Write out the data again exactly, skipping every picture.
** Start of EXERCISE MATERIALS **
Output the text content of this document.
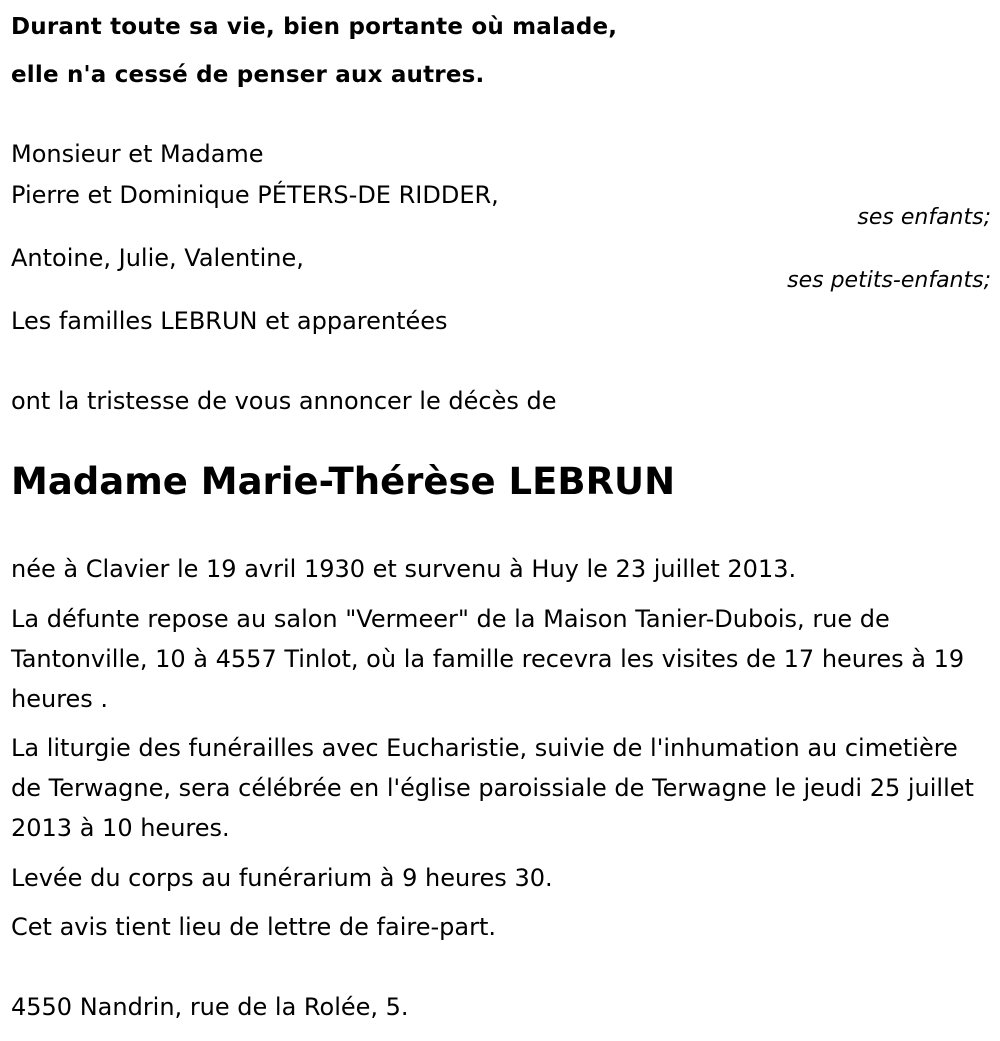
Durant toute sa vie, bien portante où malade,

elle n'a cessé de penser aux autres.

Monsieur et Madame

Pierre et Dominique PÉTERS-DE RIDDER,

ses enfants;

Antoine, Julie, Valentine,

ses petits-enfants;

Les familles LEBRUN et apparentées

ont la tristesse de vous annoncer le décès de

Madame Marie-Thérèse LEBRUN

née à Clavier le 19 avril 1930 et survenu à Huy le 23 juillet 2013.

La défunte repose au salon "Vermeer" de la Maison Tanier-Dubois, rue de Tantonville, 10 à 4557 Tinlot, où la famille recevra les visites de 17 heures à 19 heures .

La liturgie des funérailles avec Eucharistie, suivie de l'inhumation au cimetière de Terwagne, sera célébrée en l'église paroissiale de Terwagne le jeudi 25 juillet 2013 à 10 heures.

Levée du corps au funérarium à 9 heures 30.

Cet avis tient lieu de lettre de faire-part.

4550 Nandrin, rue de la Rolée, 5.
** End of EXERCISE MATERIALS **
» **RESULT FOR THIS TASK**:
Output the text content of this document.
Durant toute sa vie, bien portante où malade,

elle n'a cessé de penser aux autres.

Monsieur et Madame

Pierre et Dominique PÉTERS-DE RIDDER,

ses enfants;

Antoine, Julie, Valentine,

ses petits-enfants;

Les familles LEBRUN et apparentées

ont la tristesse de vous annoncer le décès de

Madame Marie-Thérèse LEBRUN

née à Clavier le 19 avril 1930 et survenu à Huy le 23 juillet 2013.

La défunte repose au salon "Vermeer" de la Maison Tanier-Dubois, rue de Tantonville, 10 à 4557 Tinlot, où la famille recevra les visites de 17 heures à 19 heures .

La liturgie des funérailles avec Eucharistie, suivie de l'inhumation au cimetière de Terwagne, sera célébrée en l'église paroissiale de Terwagne le jeudi 25 juillet 2013 à 10 heures.

Levée du corps au funérarium à 9 heures 30.

Cet avis tient lieu de lettre de faire-part.

4550 Nandrin, rue de la Rolée, 5.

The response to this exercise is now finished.